## TASK PROMPT
Look through the entries and report how many lines include the word "annotation". Give the number alone.

## DATA EXTRACT
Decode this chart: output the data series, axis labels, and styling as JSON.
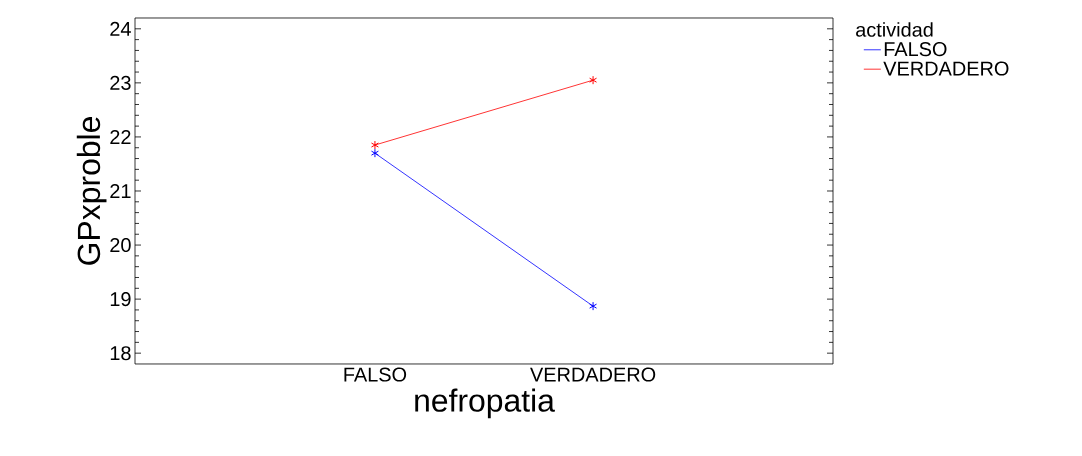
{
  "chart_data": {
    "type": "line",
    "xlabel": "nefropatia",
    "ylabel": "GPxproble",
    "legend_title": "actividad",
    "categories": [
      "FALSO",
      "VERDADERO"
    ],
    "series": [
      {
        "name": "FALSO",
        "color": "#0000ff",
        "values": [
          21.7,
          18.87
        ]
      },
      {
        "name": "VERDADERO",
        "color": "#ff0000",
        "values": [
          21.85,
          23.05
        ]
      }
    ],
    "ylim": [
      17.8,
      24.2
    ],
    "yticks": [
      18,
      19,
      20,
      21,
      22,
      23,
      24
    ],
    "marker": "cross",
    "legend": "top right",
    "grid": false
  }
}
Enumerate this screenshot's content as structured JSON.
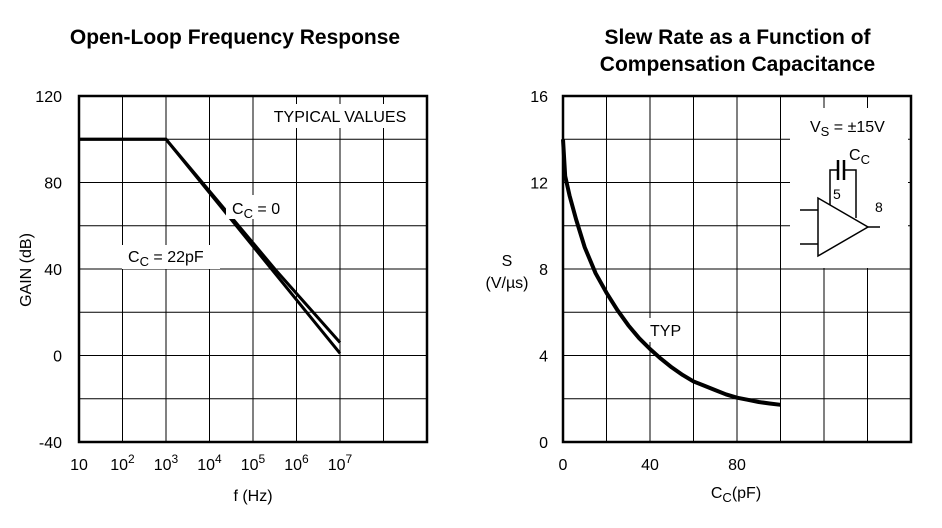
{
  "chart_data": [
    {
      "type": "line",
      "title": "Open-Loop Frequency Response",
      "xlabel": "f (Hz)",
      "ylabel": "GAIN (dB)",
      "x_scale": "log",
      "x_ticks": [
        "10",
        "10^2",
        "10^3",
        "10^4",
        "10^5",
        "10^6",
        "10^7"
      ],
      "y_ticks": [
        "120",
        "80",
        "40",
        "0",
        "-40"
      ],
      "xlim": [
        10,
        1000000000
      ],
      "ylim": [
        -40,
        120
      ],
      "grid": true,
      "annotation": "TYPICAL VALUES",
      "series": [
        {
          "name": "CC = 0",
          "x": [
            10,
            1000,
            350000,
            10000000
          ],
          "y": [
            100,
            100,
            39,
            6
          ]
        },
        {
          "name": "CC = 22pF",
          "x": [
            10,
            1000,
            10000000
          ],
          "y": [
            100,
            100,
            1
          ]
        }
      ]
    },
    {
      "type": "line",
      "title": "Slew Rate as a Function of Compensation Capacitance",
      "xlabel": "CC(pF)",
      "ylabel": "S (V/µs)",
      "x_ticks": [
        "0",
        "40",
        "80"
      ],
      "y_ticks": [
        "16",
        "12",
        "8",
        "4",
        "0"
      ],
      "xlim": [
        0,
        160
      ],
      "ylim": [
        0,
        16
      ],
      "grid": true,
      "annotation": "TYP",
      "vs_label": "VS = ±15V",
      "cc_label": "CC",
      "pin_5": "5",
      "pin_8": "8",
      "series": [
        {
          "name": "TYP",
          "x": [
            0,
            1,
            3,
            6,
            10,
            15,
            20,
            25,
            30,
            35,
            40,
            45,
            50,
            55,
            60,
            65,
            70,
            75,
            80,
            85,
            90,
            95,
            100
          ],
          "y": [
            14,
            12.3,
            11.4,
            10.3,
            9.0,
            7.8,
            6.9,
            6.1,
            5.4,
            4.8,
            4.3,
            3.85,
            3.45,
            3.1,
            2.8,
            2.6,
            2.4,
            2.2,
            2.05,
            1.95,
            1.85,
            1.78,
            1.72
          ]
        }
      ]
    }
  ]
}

...

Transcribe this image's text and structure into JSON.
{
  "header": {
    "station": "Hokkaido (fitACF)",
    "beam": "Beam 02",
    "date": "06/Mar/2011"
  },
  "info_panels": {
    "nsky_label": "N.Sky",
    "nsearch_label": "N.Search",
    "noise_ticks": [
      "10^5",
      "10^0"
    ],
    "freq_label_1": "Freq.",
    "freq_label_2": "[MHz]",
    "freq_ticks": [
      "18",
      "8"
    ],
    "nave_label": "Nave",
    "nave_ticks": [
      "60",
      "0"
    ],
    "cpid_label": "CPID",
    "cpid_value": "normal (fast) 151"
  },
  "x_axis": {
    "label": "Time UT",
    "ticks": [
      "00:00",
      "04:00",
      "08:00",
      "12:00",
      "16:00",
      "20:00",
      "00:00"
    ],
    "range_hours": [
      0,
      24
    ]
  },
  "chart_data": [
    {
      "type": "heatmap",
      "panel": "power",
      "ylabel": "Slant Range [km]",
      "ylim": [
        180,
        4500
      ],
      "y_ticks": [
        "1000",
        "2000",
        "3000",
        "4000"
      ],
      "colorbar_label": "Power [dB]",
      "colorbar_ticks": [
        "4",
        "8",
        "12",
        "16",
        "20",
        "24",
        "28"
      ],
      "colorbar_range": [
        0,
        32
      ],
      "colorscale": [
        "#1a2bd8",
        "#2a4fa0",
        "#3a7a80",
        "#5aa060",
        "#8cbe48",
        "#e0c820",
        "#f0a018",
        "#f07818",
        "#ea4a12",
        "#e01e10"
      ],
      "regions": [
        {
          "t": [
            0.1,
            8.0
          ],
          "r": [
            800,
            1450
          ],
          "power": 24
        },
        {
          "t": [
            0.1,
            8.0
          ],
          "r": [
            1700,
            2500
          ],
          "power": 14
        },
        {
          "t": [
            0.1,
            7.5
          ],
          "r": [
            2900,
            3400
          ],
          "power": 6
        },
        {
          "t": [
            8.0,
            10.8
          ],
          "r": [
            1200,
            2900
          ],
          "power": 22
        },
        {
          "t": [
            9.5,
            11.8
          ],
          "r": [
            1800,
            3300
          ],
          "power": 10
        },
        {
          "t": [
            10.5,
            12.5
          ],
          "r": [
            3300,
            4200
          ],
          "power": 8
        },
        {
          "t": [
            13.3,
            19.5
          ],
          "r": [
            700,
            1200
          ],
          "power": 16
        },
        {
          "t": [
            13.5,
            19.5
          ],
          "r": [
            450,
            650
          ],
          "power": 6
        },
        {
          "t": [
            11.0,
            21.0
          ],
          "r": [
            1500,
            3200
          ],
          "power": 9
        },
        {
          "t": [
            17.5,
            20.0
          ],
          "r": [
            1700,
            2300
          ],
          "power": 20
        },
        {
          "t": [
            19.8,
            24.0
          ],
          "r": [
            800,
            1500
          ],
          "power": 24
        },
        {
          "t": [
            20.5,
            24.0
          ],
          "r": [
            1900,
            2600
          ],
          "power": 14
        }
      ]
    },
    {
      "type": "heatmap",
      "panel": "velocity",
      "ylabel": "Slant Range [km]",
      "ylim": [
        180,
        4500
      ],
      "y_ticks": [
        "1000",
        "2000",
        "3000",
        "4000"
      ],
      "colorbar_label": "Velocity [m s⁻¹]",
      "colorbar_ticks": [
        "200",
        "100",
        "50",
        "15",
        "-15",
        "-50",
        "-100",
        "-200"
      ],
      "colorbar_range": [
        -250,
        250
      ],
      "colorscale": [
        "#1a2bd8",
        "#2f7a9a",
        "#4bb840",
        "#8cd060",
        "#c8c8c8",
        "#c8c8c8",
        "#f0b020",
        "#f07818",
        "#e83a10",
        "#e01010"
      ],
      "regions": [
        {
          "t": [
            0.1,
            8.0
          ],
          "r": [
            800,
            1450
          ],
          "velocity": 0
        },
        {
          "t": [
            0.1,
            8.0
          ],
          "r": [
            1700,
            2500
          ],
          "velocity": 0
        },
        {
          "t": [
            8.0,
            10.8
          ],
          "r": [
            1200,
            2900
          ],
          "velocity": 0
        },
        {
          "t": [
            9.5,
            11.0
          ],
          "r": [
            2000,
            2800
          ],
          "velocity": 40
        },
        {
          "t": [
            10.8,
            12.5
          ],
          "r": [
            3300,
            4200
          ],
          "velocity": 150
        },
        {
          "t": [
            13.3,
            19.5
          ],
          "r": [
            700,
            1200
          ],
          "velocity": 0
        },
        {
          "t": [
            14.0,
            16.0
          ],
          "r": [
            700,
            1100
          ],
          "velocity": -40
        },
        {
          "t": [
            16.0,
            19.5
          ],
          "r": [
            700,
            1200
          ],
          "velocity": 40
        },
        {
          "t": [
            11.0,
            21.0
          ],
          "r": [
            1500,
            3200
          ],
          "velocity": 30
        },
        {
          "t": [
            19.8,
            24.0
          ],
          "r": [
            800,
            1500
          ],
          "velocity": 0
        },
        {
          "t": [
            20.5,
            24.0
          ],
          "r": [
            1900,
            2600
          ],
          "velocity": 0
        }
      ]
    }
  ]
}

## SOLUTION TO THE PROBLEM
2